TASK REQUIREMENTS ▸ Report all lines of the data below that hold the word "Clarance".
** Opening GIVEN INFORMATION block **
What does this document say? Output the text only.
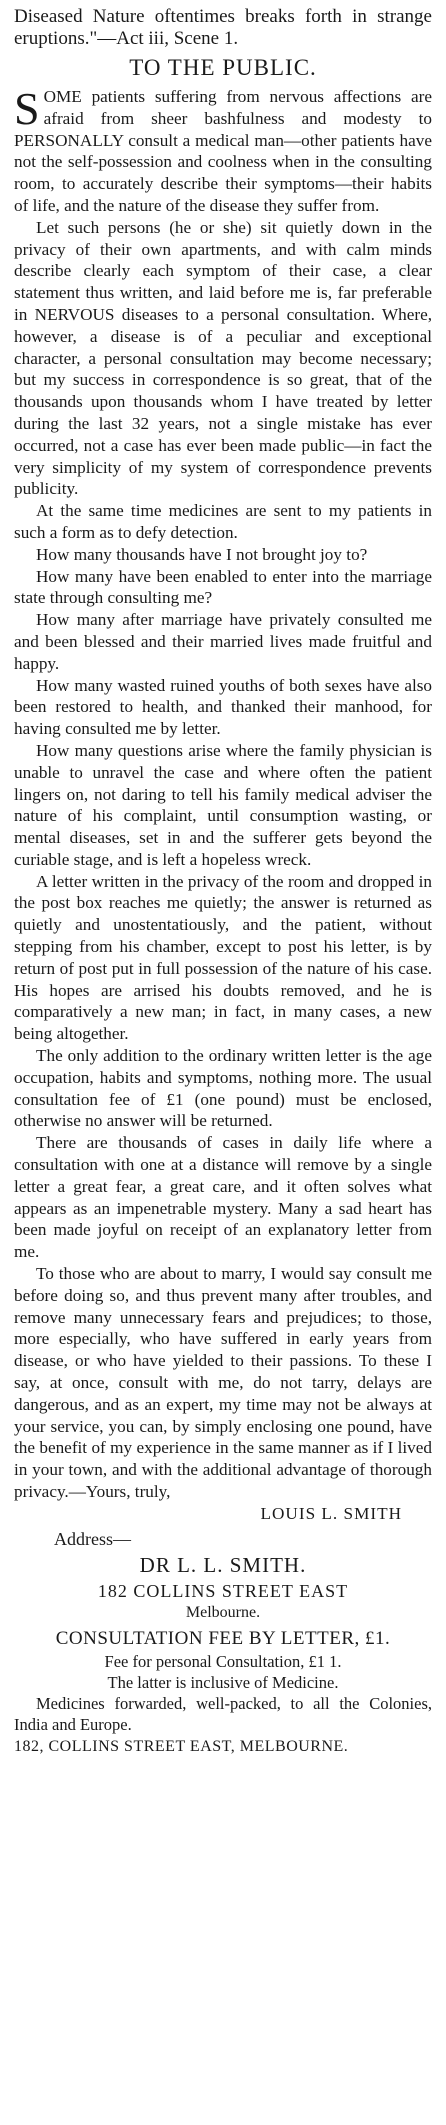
Diseased Nature oftentimes breaks forth in strange eruptions."—Act iii, Scene 1.

TO THE PUBLIC.

SOME patients suffering from nervous affections are afraid from sheer bashfulness and modesty to PERSONALLY consult a medical man—other patients have not the self-possession and coolness when in the consulting room, to accurately describe their symptoms—their habits of life, and the nature of the disease they suffer from.

Let such persons (he or she) sit quietly down in the privacy of their own apartments, and with calm minds describe clearly each symptom of their case, a clear statement thus written, and laid before me is, far preferable in NERVOUS diseases to a personal consultation. Where, however, a disease is of a peculiar and exceptional character, a personal consultation may become necessary; but my success in correspondence is so great, that of the thousands upon thousands whom I have treated by letter during the last 32 years, not a single mistake has ever occurred, not a case has ever been made public—in fact the very simplicity of my system of correspondence prevents publicity.

At the same time medicines are sent to my patients in such a form as to defy detection.

How many thousands have I not brought joy to?

How many have been enabled to enter into the marriage state through consulting me?

How many after marriage have privately consulted me and been blessed and their married lives made fruitful and happy.

How many wasted ruined youths of both sexes have also been restored to health, and thanked their manhood, for having consulted me by letter.

How many questions arise where the family physician is unable to unravel the case and where often the patient lingers on, not daring to tell his family medical adviser the nature of his complaint, until consumption wasting, or mental diseases, set in and the sufferer gets beyond the curiable stage, and is left a hopeless wreck.

A letter written in the privacy of the room and dropped in the post box reaches me quietly; the answer is returned as quietly and unostentatiously, and the patient, without stepping from his chamber, except to post his letter, is by return of post put in full possession of the nature of his case. His hopes are arrised his doubts removed, and he is comparatively a new man; in fact, in many cases, a new being altogether.

The only addition to the ordinary written letter is the age occupation, habits and symptoms, nothing more. The usual consultation fee of £1 (one pound) must be enclosed, otherwise no answer will be returned.

There are thousands of cases in daily life where a consultation with one at a distance will remove by a single letter a great fear, a great care, and it often solves what appears as an impenetrable mystery. Many a sad heart has been made joyful on receipt of an explanatory letter from me.

To those who are about to marry, I would say consult me before doing so, and thus prevent many after troubles, and remove many unnecessary fears and prejudices; to those, more especially, who have suffered in early years from disease, or who have yielded to their passions. To these I say, at once, consult with me, do not tarry, delays are dangerous, and as an expert, my time may not be always at your service, you can, by simply enclosing one pound, have the benefit of my experience in the same manner as if I lived in your town, and with the additional advantage of thorough privacy.—Yours, truly,

LOUIS L. SMITH
Address—
DR L. L. SMITH.
182 COLLINS STREET EAST
Melbourne.
CONSULTATION FEE BY LETTER, £1.
Fee for personal Consultation, £1 1.
The latter is inclusive of Medicine.

Medicines forwarded, well-packed, to all the Colonies, India and Europe.

182, COLLINS STREET EAST, MELBOURNE.
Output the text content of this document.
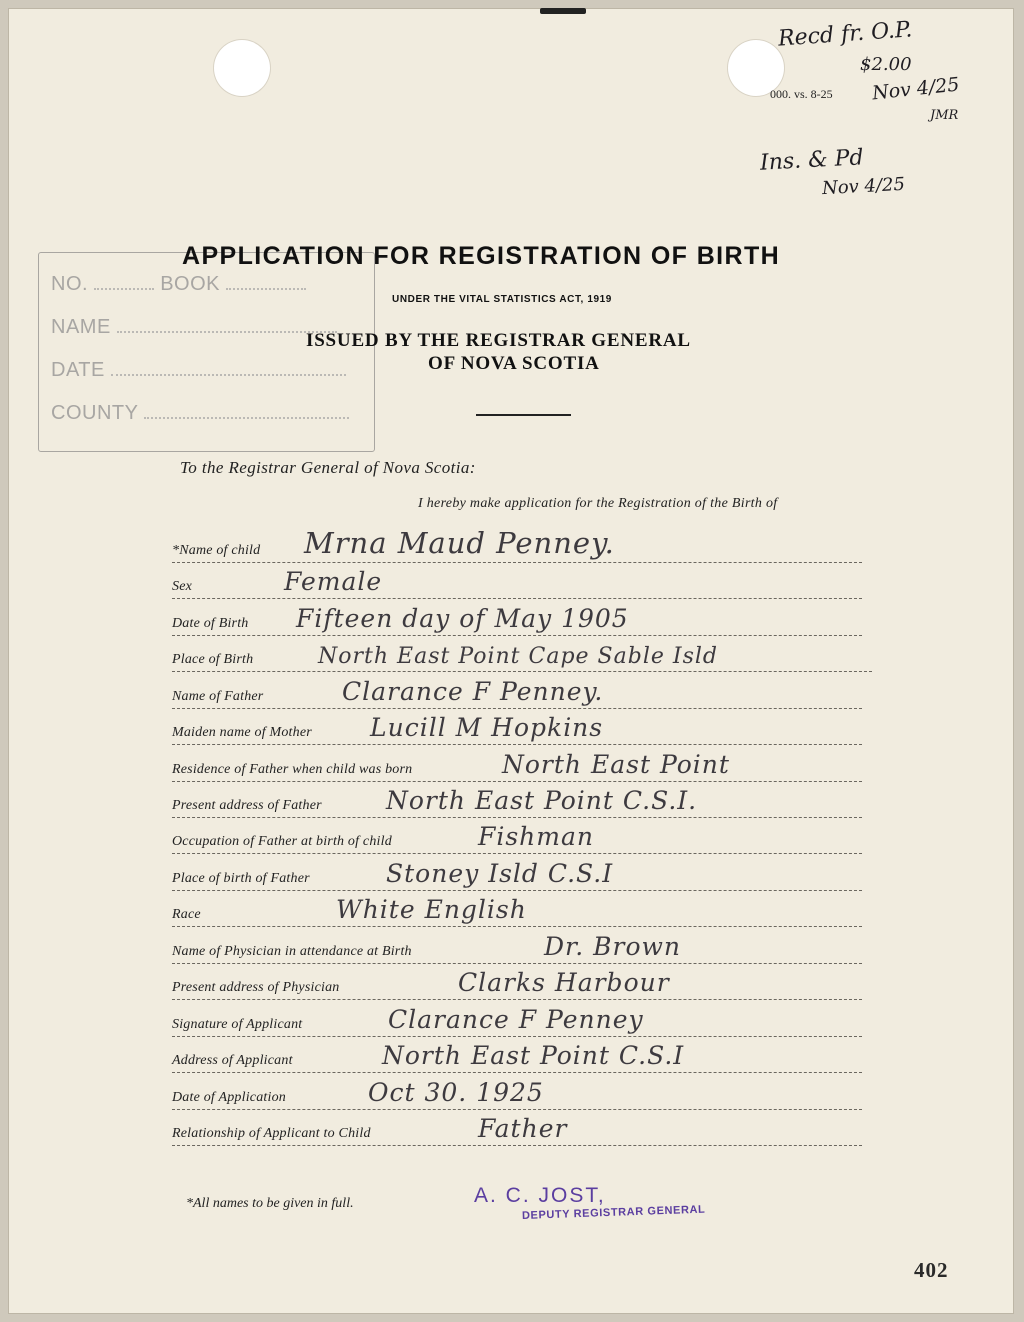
000. vs. 8-25
Recd fr. O.P.
$2.00
Nov 4/25
JMR
Ins. & Pd
Nov 4/25
NO.	BOOK
NAME
DATE
COUNTY
APPLICATION FOR REGISTRATION OF BIRTH
UNDER THE VITAL STATISTICS ACT, 1919
ISSUED BY THE REGISTRAR GENERAL
OF NOVA SCOTIA
To the Registrar General of Nova Scotia:
I hereby make application for the Registration of the Birth of
*Name of child Mrna Maud Penney.
Sex	Female
Date of Birth Fifteen day of May 1905
Place of Birth	North East Point Cape Sable Isld
Name of Father	Clarance F Penney.
Maiden name of Mother Lucill M Hopkins
Residence of Father when child was born	North East Point
Present address of Father	North East Point C.S.I.
Occupation of Father at birth of child	Fishman
Place of birth of Father	Stoney Isld C.S.I
Race	White English
Name of Physician in attendance at Birth	Dr. Brown
Present address of Physician	Clarks Harbour
Signature of Applicant	Clarance F Penney
Address of Applicant	North East Point C.S.I
Date of Application	Oct 30. 1925
Relationship of Applicant to Child	Father
*All names to be given in full.	A. C. JOST,
DEPUTY REGISTRAR GENERAL
402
** Closing GIVEN INFORMATION block **
RESPONSE BELOW ▸
Name of Father	Clarance F Penney.
Signature of Applicant	Clarance F Penney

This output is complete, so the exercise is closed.